-------- Data in this exercise

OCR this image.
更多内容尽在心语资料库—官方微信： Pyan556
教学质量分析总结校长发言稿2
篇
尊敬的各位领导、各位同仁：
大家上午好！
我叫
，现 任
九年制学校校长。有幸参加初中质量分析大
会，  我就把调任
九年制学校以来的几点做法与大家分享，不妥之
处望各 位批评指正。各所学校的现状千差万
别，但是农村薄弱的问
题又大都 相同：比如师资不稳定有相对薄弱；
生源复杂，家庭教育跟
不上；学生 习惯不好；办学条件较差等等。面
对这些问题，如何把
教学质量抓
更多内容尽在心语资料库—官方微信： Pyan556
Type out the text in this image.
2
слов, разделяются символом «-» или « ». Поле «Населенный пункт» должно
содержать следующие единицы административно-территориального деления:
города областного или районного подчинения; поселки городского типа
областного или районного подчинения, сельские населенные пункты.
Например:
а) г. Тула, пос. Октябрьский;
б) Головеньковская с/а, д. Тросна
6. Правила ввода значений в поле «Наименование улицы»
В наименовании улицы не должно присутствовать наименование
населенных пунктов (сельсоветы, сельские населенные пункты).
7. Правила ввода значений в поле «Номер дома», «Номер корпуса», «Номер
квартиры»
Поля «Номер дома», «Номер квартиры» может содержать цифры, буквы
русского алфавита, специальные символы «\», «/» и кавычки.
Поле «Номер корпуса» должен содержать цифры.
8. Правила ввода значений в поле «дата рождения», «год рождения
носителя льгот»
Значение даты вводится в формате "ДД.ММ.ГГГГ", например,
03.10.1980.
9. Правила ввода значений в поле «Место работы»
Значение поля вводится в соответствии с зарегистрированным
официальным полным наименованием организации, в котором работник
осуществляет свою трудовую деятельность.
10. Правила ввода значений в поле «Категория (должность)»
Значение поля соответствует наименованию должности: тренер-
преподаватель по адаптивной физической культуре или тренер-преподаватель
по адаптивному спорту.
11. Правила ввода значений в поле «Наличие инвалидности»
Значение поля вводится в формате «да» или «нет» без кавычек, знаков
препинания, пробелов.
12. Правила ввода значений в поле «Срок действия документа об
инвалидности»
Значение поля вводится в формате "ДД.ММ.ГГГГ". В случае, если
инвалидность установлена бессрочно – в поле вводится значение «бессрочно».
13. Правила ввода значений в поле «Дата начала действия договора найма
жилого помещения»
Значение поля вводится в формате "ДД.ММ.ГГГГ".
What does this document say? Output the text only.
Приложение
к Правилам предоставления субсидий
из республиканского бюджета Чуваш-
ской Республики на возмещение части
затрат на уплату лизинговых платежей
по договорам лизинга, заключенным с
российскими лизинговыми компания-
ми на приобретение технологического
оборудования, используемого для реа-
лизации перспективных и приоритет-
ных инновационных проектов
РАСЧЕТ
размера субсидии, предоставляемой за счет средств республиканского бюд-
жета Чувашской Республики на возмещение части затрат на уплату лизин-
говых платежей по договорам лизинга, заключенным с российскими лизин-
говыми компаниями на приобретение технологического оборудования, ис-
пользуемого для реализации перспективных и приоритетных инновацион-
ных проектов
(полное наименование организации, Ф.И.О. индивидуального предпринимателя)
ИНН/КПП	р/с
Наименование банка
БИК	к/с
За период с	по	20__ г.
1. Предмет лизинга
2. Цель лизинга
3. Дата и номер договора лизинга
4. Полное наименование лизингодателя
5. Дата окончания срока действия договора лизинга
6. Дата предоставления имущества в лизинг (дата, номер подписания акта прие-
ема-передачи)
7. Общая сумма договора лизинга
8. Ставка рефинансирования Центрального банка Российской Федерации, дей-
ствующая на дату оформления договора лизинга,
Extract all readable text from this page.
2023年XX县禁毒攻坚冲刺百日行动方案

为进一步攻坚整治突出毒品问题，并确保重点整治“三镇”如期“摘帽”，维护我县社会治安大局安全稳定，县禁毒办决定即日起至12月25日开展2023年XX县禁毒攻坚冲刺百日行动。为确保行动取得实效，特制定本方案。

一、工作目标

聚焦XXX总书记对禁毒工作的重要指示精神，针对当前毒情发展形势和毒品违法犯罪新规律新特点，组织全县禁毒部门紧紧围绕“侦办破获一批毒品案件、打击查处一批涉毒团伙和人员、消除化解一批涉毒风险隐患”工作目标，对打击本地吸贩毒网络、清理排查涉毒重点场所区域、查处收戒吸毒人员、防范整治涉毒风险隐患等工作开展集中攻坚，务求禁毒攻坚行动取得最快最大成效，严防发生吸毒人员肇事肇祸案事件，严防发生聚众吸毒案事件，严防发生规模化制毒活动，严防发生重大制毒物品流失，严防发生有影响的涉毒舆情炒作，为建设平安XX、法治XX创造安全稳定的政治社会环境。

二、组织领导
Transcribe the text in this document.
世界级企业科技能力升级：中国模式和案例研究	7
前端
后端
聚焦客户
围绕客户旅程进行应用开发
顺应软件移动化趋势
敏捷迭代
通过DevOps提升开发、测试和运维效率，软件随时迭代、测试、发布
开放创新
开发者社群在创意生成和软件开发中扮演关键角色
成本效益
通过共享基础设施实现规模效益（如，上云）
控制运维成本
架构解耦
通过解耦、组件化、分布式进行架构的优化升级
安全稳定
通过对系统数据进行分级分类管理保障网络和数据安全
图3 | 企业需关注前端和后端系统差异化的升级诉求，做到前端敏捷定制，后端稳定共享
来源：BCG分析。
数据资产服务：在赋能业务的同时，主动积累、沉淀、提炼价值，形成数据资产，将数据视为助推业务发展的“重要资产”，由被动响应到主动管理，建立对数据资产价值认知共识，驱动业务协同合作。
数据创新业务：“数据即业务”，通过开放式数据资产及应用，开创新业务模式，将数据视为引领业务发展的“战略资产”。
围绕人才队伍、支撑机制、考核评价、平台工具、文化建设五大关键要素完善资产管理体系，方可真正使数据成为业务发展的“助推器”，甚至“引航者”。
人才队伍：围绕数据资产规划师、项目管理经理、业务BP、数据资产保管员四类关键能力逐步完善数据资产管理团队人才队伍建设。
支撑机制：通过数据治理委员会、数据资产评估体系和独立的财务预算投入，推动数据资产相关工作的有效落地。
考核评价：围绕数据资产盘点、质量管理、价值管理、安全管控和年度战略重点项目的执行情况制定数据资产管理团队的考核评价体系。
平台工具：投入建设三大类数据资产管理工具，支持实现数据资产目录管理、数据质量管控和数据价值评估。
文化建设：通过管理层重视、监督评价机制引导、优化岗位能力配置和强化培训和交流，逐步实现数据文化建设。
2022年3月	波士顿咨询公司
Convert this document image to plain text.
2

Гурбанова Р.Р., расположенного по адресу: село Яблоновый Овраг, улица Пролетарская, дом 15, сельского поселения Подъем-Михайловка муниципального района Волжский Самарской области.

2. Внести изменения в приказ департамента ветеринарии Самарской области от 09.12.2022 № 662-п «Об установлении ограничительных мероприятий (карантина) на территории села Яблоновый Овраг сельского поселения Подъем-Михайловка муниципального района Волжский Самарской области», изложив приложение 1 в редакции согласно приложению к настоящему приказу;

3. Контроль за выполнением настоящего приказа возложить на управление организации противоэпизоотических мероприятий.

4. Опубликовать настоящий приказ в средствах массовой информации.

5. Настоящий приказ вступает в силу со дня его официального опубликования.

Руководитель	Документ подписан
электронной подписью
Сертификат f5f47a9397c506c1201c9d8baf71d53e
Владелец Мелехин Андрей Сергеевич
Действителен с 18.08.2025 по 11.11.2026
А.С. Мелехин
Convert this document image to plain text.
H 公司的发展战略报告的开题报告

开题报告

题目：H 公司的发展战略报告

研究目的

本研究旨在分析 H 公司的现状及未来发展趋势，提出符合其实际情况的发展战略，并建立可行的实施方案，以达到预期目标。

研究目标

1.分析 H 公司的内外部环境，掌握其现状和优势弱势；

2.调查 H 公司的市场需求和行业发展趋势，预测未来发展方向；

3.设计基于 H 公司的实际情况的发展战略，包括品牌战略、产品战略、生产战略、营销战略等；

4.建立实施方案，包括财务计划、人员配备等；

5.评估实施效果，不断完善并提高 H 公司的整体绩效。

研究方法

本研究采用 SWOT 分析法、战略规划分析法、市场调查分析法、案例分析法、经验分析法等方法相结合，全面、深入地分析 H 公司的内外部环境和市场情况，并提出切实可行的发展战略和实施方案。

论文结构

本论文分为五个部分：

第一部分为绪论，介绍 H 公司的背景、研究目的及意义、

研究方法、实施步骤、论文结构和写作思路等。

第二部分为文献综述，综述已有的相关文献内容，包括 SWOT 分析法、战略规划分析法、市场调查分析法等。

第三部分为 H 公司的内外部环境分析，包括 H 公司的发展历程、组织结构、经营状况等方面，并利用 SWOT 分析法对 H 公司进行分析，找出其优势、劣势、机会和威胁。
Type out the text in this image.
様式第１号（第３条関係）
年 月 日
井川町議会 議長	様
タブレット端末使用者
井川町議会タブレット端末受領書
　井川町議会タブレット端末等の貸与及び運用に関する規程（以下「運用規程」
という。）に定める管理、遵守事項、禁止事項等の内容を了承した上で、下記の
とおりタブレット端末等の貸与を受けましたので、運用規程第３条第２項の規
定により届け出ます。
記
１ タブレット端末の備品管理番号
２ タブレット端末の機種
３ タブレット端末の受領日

----------------

Given problem ▸
Show the lines of the data that hold the word "договорам".

Final result ▸
по договорам лизинга, заключенным с
говых платежей по договорам лизинга, заключенным с российскими лизин-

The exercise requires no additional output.